Records that describe figures:

□ □ □

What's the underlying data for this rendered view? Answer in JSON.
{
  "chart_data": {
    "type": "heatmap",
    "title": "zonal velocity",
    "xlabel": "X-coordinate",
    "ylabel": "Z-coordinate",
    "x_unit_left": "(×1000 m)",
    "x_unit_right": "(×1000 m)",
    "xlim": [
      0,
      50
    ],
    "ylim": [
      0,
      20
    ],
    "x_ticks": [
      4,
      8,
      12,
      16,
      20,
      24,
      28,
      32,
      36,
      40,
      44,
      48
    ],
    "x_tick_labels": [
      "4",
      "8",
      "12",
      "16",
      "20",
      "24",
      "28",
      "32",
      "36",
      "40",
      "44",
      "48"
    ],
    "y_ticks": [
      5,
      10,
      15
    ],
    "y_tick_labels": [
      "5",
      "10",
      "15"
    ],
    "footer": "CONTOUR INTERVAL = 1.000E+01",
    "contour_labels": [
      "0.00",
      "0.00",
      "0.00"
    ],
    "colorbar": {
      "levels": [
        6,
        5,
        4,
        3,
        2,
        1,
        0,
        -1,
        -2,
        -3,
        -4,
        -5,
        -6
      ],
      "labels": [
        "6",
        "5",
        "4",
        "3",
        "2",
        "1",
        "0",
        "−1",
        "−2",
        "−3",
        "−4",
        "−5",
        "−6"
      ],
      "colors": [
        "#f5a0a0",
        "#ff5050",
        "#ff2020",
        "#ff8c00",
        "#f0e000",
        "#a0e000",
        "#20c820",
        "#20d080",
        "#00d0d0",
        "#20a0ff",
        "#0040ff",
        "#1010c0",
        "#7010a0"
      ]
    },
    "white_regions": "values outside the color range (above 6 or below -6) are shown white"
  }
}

□ □ □

**WHAT IS EXPECTED**
Each entry above is to be printed again exactly.

**ANSWER FOR THIS EXERCISE**
What's the underlying data for this rendered view? Answer in JSON.
{
  "chart_data": {
    "type": "heatmap",
    "title": "zonal velocity",
    "xlabel": "X-coordinate",
    "ylabel": "Z-coordinate",
    "x_unit_left": "(×1000 m)",
    "x_unit_right": "(×1000 m)",
    "xlim": [
      0,
      50
    ],
    "ylim": [
      0,
      20
    ],
    "x_ticks": [
      4,
      8,
      12,
      16,
      20,
      24,
      28,
      32,
      36,
      40,
      44,
      48
    ],
    "x_tick_labels": [
      "4",
      "8",
      "12",
      "16",
      "20",
      "24",
      "28",
      "32",
      "36",
      "40",
      "44",
      "48"
    ],
    "y_ticks": [
      5,
      10,
      15
    ],
    "y_tick_labels": [
      "5",
      "10",
      "15"
    ],
    "footer": "CONTOUR INTERVAL = 1.000E+01",
    "contour_labels": [
      "0.00",
      "0.00",
      "0.00"
    ],
    "colorbar": {
      "levels": [
        6,
        5,
        4,
        3,
        2,
        1,
        0,
        -1,
        -2,
        -3,
        -4,
        -5,
        -6
      ],
      "labels": [
        "6",
        "5",
        "4",
        "3",
        "2",
        "1",
        "0",
        "−1",
        "−2",
        "−3",
        "−4",
        "−5",
        "−6"
      ],
      "colors": [
        "#f5a0a0",
        "#ff5050",
        "#ff2020",
        "#ff8c00",
        "#f0e000",
        "#a0e000",
        "#20c820",
        "#20d080",
        "#00d0d0",
        "#20a0ff",
        "#0040ff",
        "#1010c0",
        "#7010a0"
      ]
    },
    "white_regions": "values outside the color range (above 6 or below -6) are shown white"
  }
}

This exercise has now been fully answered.